## BEGIN

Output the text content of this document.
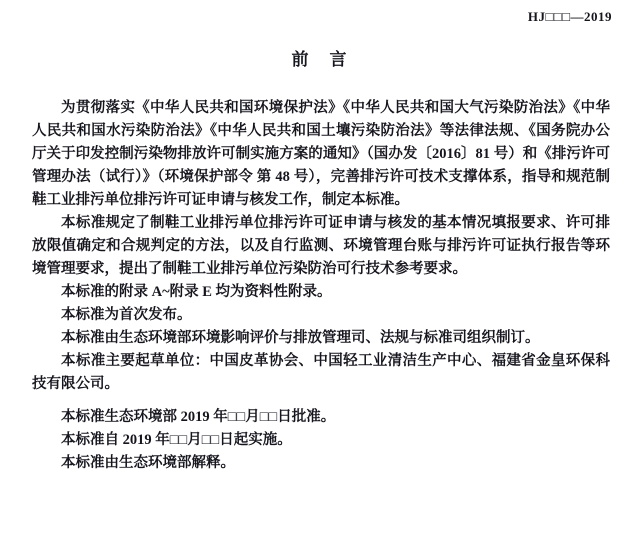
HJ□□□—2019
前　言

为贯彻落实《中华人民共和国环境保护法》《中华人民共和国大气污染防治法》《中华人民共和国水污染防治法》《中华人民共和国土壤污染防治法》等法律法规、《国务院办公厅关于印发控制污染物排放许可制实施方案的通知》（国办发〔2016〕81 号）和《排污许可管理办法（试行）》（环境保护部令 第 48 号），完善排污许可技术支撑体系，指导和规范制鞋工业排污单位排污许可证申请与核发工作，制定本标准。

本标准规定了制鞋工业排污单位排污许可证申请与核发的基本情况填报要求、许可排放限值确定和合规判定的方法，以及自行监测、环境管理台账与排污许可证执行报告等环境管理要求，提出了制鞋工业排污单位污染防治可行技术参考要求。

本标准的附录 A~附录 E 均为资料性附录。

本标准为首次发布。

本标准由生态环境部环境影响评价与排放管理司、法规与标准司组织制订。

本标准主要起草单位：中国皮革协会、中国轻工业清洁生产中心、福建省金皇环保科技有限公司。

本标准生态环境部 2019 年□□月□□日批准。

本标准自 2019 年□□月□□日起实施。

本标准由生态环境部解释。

## END
## BEGIN

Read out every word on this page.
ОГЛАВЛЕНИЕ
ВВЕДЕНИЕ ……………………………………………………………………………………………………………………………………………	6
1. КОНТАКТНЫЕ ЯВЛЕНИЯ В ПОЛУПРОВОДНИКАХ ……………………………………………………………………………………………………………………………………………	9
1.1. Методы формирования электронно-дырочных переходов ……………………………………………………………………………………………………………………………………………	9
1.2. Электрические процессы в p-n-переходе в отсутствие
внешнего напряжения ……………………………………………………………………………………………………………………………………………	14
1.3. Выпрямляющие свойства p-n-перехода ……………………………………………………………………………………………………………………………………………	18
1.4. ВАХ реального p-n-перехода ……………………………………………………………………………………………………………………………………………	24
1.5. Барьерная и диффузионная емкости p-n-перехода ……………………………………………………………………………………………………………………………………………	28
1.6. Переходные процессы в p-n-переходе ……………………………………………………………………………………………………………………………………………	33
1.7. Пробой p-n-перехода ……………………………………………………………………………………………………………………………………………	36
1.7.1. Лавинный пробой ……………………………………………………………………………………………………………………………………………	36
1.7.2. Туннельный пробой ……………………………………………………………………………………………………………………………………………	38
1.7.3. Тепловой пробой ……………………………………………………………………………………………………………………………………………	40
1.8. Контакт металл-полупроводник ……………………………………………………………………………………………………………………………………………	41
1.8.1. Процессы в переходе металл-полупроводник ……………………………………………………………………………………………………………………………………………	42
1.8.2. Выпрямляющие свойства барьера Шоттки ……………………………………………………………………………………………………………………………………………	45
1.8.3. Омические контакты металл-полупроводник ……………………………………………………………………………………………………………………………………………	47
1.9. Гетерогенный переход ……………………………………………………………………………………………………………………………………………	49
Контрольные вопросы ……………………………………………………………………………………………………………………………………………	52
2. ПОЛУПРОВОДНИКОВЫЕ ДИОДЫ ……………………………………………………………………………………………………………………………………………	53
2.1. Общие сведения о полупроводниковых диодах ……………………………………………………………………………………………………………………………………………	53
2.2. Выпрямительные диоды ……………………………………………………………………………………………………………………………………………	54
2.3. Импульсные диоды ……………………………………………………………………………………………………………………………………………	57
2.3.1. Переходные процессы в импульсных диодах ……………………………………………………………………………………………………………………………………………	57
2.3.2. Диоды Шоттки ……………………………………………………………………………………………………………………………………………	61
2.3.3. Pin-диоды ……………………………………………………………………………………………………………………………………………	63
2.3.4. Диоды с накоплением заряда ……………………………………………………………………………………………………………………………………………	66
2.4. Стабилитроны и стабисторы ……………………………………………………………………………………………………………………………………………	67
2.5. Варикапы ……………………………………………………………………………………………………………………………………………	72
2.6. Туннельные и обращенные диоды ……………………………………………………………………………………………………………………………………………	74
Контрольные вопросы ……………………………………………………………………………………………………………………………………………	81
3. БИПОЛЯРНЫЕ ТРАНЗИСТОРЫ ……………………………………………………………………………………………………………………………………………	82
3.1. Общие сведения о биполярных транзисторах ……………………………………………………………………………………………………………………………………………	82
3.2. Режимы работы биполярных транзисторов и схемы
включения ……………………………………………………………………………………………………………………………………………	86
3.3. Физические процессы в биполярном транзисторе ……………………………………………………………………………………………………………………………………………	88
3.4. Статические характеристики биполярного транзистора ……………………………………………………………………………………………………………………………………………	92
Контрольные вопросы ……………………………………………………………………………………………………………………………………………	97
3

## END

**WHAT THE EXERCISE ASKS**
Identify every line above with the string "перехода" in it. Copy those lines.

**FINISHED TASK**
1.3. Выпрямляющие свойства p-n-перехода ……………………………………………………………………………………………………………………………………………	18
1.4. ВАХ реального p-n-перехода ……………………………………………………………………………………………………………………………………………	24
1.5. Барьерная и диффузионная емкости p-n-перехода ……………………………………………………………………………………………………………………………………………	28
1.7. Пробой p-n-перехода ……………………………………………………………………………………………………………………………………………	36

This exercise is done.